◆ What is expected ◆
Take each line containing the word "Utility" and copy it.
* start *
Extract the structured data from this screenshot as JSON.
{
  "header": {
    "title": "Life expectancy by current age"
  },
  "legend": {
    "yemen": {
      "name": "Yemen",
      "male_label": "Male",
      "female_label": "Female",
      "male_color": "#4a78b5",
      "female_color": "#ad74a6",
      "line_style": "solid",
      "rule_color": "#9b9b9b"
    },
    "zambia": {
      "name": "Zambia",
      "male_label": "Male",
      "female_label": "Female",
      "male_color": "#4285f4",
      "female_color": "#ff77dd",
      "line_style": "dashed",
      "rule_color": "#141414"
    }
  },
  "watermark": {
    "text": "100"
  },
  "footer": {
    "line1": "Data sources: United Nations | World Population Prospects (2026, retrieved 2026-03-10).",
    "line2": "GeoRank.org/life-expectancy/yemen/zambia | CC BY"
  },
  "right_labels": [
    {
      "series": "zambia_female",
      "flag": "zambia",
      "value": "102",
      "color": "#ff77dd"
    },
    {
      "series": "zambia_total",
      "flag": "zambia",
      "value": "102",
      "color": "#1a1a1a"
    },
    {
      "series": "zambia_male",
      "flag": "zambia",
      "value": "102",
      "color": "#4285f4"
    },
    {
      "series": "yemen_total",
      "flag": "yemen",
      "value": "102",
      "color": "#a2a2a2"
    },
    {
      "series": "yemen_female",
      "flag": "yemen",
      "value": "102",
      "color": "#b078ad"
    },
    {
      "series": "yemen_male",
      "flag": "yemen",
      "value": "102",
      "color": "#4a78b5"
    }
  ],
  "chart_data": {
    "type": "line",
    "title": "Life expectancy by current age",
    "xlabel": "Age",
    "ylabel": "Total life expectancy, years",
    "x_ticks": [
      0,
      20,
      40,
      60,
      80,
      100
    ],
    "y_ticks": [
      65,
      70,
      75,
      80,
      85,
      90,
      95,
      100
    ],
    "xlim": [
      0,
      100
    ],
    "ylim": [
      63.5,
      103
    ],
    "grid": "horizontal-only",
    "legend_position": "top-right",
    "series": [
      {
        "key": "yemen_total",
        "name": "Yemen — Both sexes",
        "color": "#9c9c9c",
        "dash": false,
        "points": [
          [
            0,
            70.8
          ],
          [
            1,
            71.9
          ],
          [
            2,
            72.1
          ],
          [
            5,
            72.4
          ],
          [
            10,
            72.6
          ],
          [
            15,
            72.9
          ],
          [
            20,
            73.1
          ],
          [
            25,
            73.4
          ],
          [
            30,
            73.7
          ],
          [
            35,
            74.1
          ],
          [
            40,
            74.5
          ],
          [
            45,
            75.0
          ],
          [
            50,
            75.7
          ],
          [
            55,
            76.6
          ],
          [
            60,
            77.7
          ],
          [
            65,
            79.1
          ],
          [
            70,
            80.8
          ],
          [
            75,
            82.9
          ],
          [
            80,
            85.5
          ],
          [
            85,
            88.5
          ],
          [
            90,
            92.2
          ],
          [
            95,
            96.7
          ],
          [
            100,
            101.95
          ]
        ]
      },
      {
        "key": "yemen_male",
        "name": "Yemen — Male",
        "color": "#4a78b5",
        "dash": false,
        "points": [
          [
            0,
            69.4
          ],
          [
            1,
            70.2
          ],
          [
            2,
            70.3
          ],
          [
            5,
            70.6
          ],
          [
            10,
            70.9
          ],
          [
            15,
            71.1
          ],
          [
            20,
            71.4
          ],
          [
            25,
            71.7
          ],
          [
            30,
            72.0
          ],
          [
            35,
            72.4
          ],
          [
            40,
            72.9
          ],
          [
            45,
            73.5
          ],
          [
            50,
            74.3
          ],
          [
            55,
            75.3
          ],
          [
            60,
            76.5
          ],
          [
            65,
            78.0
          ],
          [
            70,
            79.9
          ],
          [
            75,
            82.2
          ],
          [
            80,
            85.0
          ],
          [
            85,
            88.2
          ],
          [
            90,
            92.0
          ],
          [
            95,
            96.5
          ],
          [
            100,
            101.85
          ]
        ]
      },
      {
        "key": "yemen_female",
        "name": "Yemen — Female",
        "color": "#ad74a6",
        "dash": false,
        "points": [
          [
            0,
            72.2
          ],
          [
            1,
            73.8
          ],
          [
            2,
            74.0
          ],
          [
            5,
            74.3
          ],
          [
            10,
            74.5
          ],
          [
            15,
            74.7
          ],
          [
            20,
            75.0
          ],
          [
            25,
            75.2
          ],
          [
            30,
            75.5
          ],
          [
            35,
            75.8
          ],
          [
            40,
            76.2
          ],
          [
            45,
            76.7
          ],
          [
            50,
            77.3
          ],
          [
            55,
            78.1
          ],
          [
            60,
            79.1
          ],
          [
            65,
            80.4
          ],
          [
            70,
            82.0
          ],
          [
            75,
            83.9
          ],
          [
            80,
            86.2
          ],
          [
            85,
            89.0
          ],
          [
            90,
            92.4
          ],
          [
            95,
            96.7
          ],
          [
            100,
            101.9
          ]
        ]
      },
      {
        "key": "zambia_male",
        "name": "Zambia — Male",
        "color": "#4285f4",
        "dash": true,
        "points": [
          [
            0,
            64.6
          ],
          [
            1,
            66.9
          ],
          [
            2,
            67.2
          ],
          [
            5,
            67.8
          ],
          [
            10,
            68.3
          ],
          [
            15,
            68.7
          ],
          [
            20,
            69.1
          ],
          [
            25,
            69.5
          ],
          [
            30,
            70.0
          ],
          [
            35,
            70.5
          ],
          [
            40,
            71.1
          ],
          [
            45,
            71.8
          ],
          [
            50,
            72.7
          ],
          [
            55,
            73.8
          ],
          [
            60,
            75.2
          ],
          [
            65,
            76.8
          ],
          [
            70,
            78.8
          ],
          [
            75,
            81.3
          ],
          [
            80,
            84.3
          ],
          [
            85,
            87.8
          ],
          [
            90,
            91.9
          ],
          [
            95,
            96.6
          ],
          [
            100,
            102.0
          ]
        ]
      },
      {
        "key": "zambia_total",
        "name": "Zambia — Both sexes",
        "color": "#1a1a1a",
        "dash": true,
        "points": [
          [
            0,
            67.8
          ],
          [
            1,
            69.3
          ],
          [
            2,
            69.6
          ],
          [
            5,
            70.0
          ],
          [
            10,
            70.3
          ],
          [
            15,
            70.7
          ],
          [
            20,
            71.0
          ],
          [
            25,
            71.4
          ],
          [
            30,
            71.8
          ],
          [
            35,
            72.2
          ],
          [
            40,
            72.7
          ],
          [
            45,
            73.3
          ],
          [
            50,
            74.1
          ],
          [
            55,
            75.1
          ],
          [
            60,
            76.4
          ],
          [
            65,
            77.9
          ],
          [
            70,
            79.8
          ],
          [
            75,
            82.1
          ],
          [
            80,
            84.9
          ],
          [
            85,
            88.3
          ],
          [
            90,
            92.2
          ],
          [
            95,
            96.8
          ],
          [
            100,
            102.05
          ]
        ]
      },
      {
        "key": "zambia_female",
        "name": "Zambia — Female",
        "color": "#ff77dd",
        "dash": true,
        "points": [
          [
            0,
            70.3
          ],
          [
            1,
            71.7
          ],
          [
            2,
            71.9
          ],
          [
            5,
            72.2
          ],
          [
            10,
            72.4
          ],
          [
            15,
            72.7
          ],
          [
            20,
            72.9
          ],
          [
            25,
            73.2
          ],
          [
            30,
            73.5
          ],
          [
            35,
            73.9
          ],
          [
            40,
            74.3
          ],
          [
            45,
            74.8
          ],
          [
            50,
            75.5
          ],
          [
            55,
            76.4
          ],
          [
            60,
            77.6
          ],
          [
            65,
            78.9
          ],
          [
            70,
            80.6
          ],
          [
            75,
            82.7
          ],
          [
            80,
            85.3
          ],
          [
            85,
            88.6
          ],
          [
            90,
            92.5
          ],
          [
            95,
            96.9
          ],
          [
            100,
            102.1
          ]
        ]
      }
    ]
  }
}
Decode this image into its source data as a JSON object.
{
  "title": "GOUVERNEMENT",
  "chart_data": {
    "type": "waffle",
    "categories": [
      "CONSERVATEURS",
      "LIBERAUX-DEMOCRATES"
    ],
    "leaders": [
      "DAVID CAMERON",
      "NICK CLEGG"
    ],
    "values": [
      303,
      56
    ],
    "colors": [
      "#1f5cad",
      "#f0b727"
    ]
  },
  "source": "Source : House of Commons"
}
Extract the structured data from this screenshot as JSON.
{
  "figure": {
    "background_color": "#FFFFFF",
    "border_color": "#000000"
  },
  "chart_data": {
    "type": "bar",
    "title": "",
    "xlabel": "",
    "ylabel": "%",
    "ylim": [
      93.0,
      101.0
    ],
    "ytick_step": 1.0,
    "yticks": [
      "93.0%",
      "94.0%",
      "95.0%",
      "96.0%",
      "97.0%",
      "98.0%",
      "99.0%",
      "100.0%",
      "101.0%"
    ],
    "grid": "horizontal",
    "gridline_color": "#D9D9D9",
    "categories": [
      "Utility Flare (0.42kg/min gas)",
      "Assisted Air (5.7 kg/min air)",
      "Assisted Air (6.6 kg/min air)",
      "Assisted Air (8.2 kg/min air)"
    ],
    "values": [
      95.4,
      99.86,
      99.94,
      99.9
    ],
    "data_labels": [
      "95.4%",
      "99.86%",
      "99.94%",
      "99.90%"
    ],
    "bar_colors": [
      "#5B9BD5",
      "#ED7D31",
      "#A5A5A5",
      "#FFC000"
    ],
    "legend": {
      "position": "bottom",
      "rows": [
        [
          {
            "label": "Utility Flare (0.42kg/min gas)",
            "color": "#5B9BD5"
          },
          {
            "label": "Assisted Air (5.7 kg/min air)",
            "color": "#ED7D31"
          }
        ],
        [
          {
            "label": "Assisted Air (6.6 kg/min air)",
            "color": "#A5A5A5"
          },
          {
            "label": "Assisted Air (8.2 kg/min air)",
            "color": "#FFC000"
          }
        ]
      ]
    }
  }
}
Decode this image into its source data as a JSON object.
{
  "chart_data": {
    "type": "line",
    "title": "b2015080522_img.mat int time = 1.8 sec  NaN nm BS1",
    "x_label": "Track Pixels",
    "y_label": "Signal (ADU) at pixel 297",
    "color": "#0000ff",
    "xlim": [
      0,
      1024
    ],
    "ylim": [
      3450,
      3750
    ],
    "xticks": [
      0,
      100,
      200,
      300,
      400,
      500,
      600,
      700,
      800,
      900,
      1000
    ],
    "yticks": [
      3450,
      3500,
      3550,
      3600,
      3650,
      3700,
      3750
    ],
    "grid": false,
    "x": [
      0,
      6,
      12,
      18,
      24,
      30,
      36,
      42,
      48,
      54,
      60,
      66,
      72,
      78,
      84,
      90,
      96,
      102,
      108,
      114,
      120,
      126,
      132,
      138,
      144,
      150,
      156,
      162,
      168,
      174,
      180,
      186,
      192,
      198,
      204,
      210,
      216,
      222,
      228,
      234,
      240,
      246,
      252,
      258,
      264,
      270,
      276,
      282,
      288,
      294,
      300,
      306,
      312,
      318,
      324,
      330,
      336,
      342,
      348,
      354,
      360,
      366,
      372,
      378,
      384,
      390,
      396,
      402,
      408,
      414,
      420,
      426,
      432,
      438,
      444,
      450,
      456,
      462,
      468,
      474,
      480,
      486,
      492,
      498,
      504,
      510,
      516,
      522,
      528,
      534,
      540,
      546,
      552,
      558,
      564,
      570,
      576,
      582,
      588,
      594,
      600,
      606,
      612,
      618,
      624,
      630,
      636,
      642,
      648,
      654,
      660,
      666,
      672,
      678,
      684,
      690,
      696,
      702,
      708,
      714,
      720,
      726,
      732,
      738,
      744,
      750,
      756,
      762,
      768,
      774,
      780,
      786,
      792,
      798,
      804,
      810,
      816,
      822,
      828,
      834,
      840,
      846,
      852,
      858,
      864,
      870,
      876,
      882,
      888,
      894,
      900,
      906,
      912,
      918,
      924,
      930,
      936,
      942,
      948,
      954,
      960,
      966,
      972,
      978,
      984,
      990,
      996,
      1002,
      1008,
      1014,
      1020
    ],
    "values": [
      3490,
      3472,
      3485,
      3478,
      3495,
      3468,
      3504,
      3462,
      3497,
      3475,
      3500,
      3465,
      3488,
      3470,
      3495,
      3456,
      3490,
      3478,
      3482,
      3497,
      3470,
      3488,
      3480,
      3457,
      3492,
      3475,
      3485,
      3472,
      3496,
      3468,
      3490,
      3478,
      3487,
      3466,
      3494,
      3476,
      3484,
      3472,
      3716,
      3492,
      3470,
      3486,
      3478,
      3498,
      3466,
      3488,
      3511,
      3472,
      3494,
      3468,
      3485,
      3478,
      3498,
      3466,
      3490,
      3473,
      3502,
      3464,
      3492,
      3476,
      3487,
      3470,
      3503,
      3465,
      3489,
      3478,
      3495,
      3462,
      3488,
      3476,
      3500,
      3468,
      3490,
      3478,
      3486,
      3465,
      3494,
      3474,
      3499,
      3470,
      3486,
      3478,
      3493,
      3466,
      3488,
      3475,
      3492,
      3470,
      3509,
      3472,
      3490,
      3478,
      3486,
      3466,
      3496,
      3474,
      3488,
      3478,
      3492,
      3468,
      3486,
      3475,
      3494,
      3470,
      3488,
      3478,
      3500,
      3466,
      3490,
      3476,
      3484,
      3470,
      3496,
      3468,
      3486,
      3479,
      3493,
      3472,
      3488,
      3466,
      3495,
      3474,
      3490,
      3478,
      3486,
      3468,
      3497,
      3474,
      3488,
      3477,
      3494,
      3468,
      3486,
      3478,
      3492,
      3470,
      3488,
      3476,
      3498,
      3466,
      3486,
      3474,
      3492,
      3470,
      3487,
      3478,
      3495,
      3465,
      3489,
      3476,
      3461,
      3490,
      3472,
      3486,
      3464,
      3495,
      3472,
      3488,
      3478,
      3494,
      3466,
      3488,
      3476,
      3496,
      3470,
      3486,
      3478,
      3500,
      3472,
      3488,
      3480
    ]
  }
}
* end *
◆ Exercise solution ◆
      "Utility Flare (0.42kg/min gas)",
            "label": "Utility Flare (0.42kg/min gas)",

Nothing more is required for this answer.